## GOAL
Below are some records; retype all of them exactly.

(Entries from a dataset)
((

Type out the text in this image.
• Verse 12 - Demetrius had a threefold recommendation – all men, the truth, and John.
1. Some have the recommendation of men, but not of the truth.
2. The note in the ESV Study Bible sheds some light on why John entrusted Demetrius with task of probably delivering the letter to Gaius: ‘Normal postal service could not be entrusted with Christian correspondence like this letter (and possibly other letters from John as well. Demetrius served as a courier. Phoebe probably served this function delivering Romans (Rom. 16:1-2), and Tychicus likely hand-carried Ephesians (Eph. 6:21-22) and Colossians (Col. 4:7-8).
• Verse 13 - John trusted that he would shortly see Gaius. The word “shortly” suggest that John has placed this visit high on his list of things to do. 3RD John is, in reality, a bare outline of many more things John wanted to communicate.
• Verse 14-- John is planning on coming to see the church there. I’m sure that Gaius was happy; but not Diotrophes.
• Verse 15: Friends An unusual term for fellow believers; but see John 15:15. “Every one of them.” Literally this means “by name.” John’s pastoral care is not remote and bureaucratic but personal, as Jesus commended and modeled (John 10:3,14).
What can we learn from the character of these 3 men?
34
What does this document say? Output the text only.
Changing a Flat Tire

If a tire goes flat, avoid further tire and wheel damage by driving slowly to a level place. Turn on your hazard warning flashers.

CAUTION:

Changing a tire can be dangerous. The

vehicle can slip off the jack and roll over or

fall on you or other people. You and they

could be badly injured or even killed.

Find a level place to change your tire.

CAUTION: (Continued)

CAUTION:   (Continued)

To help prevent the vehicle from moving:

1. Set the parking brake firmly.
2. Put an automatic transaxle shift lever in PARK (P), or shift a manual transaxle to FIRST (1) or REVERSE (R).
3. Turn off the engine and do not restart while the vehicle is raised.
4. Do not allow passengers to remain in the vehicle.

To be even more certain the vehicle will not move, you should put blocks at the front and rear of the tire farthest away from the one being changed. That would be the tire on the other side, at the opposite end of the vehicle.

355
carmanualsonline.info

))

## RESPONSE TO THIS TASK
Type out the text in this image.
• Verse 12 - Demetrius had a threefold recommendation – all men, the truth, and John.
1. Some have the recommendation of men, but not of the truth.
2. The note in the ESV Study Bible sheds some light on why John entrusted Demetrius with task of probably delivering the letter to Gaius: ‘Normal postal service could not be entrusted with Christian correspondence like this letter (and possibly other letters from John as well. Demetrius served as a courier. Phoebe probably served this function delivering Romans (Rom. 16:1-2), and Tychicus likely hand-carried Ephesians (Eph. 6:21-22) and Colossians (Col. 4:7-8).
• Verse 13 - John trusted that he would shortly see Gaius. The word “shortly” suggest that John has placed this visit high on his list of things to do. 3RD John is, in reality, a bare outline of many more things John wanted to communicate.
• Verse 14-- John is planning on coming to see the church there. I’m sure that Gaius was happy; but not Diotrophes.
• Verse 15: Friends An unusual term for fellow believers; but see John 15:15. “Every one of them.” Literally this means “by name.” John’s pastoral care is not remote and bureaucratic but personal, as Jesus commended and modeled (John 10:3,14).
What can we learn from the character of these 3 men?
34
What does this document say? Output the text only.
Changing a Flat Tire

If a tire goes flat, avoid further tire and wheel damage by driving slowly to a level place. Turn on your hazard warning flashers.

CAUTION:

Changing a tire can be dangerous. The

vehicle can slip off the jack and roll over or

fall on you or other people. You and they

could be badly injured or even killed.

Find a level place to change your tire.

CAUTION: (Continued)

CAUTION:   (Continued)

To help prevent the vehicle from moving:

1. Set the parking brake firmly.
2. Put an automatic transaxle shift lever in PARK (P), or shift a manual transaxle to FIRST (1) or REVERSE (R).
3. Turn off the engine and do not restart while the vehicle is raised.
4. Do not allow passengers to remain in the vehicle.

To be even more certain the vehicle will not move, you should put blocks at the front and rear of the tire farthest away from the one being changed. That would be the tire on the other side, at the opposite end of the vehicle.

355
carmanualsonline.info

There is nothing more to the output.